§ ITEMS:
┌──
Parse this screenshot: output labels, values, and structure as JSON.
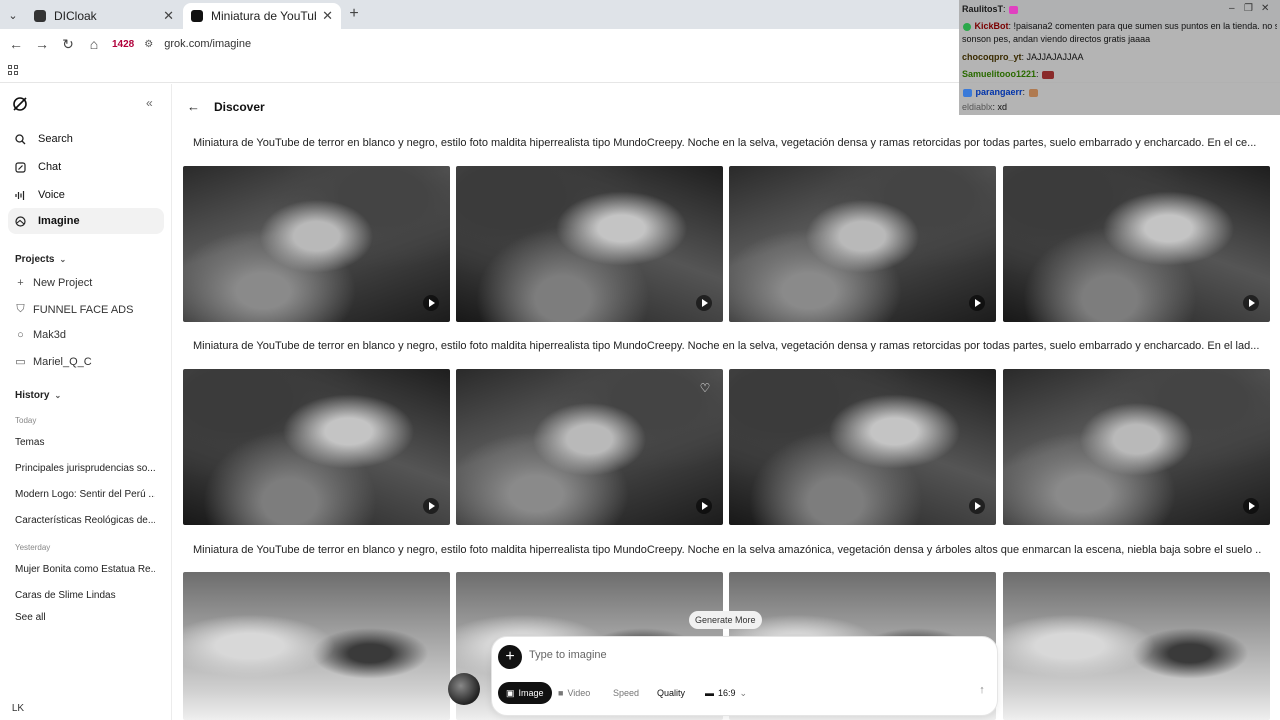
{
  "browser": {
    "tabs": [
      {
        "title": "DICloak",
        "favicon_color": "#333333"
      },
      {
        "title": "Miniatura de YouTube de terror",
        "favicon_color": "#111111"
      }
    ],
    "new_tab": "+",
    "badge_count": "1428",
    "url": "grok.com/imagine"
  },
  "sidebar": {
    "menu": [
      {
        "label": "Search",
        "icon": "search-icon"
      },
      {
        "label": "Chat",
        "icon": "chat-icon"
      },
      {
        "label": "Voice",
        "icon": "voice-icon"
      },
      {
        "label": "Imagine",
        "icon": "imagine-icon"
      }
    ],
    "projects_header": "Projects",
    "projects": [
      {
        "label": "New Project",
        "icon": "plus-icon"
      },
      {
        "label": "FUNNEL FACE ADS",
        "icon": "project-icon"
      },
      {
        "label": "Mak3d",
        "icon": "project-icon"
      },
      {
        "label": "Mariel_Q_C",
        "icon": "project-icon"
      }
    ],
    "history_header": "History",
    "today_label": "Today",
    "today": [
      "Temas",
      "Principales jurisprudencias so...",
      "Modern Logo: Sentir del Perú ...",
      "Características Reológicas de..."
    ],
    "yesterday_label": "Yesterday",
    "yesterday": [
      "Mujer Bonita como Estatua Re...",
      "Caras de Slime Lindas"
    ],
    "see_all": "See all",
    "avatar": "LK"
  },
  "main": {
    "title": "Discover",
    "prompts": [
      "Miniatura de YouTube de terror en blanco y negro, estilo foto maldita hiperrealista tipo MundoCreepy. Noche en la selva, vegetación densa y ramas retorcidas por todas partes, suelo embarrado y encharcado. En el ce...",
      "Miniatura de YouTube de terror en blanco y negro, estilo foto maldita hiperrealista tipo MundoCreepy. Noche en la selva, vegetación densa y ramas retorcidas por todas partes, suelo embarrado y encharcado. En el lad...",
      "Miniatura de YouTube de terror en blanco y negro, estilo foto maldita hiperrealista tipo MundoCreepy. Noche en la selva amazónica, vegetación densa y árboles altos que enmarcan la escena, niebla baja sobre el suelo ..."
    ],
    "generate_more": "Generate More"
  },
  "composer": {
    "placeholder": "Type to imagine",
    "image_label": "Image",
    "video_label": "Video",
    "speed_label": "Speed",
    "quality_label": "Quality",
    "ratio_label": "16:9"
  },
  "chat": {
    "lines": [
      {
        "user": "RaulitosT",
        "text": ":",
        "user_color": "#1a1a1a"
      },
      {
        "user": "KickBot",
        "text": ": !paisana2 comenten para que sumen sus puntos en la tienda. no s",
        "user_color": "#7a0000"
      },
      {
        "user": "",
        "text": "sonson pes, andan viendo directos gratis jaaaa",
        "user_color": "#1a1a1a"
      },
      {
        "user": "chocoqpro_yt",
        "text": ": JAJJAJAJJAA",
        "user_color": "#3a2b00"
      },
      {
        "user": "Samuelitooo1221",
        "text": ":",
        "user_color": "#2a6a00"
      },
      {
        "user": "parangaerr",
        "text": ":",
        "user_color": "#0033aa"
      },
      {
        "user": "eldiablx",
        "text": ": xd",
        "user_color": "#555555"
      }
    ]
  },
  "colors": {
    "accent": "#111111",
    "sidebar_active": "#f2f2f2",
    "chat_bg": "#aaaaaa"
  }
}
└──
§ DIRECTIVE: From the data above, show each line that contains "suelo".

§ ANSWER BELOW:
      "Miniatura de YouTube de terror en blanco y negro, estilo foto maldita hiperrealista tipo MundoCreepy. Noche en la selva, vegetación densa y ramas retorcidas por todas partes, suelo embarrado y encharcado. En el ce...",
      "Miniatura de YouTube de terror en blanco y negro, estilo foto maldita hiperrealista tipo MundoCreepy. Noche en la selva, vegetación densa y ramas retorcidas por todas partes, suelo embarrado y encharcado. En el lad...",
      "Miniatura de YouTube de terror en blanco y negro, estilo foto maldita hiperrealista tipo MundoCreepy. Noche en la selva amazónica, vegetación densa y árboles altos que enmarcan la escena, niebla baja sobre el suelo ..."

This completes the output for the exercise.